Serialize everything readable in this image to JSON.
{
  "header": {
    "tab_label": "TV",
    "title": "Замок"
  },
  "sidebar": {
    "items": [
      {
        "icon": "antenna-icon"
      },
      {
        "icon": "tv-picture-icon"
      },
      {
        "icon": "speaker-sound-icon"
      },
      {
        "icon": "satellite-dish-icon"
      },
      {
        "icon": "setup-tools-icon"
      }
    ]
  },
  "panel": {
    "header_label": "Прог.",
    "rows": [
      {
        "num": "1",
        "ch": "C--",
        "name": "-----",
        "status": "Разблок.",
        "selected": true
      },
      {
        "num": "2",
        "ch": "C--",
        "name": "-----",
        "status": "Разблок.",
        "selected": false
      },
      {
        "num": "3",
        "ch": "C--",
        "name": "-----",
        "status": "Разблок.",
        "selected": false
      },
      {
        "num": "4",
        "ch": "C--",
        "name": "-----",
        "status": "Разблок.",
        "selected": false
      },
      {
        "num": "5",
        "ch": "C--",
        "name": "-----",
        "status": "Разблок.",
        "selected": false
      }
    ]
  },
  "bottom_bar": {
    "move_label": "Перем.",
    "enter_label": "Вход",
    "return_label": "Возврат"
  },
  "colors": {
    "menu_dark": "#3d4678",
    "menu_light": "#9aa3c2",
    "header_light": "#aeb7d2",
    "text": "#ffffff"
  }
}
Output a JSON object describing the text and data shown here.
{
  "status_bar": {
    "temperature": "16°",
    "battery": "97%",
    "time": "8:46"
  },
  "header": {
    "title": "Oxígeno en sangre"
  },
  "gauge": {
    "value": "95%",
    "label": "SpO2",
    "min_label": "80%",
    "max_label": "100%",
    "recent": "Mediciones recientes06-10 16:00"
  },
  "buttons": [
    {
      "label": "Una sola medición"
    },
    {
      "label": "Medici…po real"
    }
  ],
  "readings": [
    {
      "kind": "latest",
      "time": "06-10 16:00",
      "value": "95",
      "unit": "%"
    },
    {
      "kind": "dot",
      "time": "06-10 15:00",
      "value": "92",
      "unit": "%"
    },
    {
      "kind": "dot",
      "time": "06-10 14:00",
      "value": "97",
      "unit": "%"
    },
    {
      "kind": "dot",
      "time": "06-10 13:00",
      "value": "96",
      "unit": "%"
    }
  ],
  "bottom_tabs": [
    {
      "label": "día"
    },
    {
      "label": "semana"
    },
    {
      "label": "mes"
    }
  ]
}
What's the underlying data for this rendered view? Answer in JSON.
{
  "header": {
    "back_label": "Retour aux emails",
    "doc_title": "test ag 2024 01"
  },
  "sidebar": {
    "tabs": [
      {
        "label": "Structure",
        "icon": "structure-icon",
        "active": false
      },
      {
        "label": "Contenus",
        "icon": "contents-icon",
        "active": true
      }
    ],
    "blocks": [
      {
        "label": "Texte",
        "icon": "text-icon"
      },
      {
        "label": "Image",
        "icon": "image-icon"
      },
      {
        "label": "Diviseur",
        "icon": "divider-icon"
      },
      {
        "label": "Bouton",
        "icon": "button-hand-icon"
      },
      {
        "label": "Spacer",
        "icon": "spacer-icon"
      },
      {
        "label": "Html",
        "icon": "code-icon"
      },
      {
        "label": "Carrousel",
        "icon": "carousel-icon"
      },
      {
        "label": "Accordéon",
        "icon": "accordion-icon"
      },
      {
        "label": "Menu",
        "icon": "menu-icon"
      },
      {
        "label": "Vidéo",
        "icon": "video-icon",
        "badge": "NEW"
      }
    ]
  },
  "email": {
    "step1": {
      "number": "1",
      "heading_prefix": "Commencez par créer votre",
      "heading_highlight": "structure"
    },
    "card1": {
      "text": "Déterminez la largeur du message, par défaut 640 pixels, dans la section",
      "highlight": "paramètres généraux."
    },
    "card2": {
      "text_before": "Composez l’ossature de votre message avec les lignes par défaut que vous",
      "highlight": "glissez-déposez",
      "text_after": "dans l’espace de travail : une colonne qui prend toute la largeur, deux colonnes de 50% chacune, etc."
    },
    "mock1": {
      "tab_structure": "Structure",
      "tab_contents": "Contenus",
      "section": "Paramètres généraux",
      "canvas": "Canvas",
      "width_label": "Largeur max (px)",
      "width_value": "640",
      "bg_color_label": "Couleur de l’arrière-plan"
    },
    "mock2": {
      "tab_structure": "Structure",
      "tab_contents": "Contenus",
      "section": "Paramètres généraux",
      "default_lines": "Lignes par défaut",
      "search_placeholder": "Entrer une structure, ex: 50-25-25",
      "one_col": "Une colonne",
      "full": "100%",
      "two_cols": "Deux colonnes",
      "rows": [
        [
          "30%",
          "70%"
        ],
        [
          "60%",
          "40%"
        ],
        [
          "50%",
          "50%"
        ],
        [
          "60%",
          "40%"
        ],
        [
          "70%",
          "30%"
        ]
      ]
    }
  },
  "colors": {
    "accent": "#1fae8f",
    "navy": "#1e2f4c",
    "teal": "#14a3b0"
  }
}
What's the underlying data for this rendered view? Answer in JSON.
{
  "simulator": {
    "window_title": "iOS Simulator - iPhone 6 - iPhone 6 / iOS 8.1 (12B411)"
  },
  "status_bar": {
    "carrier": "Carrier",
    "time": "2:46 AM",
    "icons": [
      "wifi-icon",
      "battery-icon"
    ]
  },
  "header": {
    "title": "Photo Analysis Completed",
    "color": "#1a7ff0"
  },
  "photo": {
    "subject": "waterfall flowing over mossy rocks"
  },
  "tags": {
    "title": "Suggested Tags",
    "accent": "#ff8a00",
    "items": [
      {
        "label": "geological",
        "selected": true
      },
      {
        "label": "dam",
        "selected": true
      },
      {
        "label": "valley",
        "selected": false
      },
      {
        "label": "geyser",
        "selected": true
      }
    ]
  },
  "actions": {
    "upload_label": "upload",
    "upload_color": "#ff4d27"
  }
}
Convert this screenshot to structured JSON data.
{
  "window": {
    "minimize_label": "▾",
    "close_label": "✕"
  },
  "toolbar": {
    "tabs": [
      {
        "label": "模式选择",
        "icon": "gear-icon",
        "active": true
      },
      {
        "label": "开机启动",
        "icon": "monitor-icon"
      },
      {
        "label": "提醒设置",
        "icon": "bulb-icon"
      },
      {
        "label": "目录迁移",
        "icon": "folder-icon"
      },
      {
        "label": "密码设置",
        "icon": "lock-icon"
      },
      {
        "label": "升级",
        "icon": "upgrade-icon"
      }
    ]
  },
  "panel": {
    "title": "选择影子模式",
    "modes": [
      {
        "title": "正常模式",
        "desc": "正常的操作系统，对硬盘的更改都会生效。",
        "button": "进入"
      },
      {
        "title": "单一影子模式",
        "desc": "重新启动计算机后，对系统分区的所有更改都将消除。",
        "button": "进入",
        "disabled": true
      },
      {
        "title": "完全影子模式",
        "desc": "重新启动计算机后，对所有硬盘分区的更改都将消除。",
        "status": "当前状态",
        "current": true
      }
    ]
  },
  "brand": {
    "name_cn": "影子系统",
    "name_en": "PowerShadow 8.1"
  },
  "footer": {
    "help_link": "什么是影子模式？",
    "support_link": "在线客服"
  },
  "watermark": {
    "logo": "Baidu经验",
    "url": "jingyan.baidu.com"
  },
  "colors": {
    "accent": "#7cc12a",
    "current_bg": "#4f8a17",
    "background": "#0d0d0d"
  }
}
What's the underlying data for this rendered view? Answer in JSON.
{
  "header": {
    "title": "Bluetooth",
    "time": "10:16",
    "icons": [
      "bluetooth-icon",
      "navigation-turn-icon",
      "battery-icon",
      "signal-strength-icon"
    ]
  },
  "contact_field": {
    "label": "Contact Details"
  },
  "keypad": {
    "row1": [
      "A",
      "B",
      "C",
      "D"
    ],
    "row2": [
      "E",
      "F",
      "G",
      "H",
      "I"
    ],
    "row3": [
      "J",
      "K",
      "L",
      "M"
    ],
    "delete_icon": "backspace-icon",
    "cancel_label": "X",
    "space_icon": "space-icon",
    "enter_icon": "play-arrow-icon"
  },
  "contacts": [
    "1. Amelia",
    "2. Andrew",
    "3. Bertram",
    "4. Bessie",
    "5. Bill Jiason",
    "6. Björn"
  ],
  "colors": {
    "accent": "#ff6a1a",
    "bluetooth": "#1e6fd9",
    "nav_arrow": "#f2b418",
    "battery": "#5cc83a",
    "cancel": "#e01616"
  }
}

» **JOB**
Each line in the data that holds the string "message" should be found and copied.

» **FINAL RESULT**
      "text": "Déterminez la largeur du message, par défaut 640 pixels, dans la section",
      "text_before": "Composez l’ossature de votre message avec les lignes par défaut que vous",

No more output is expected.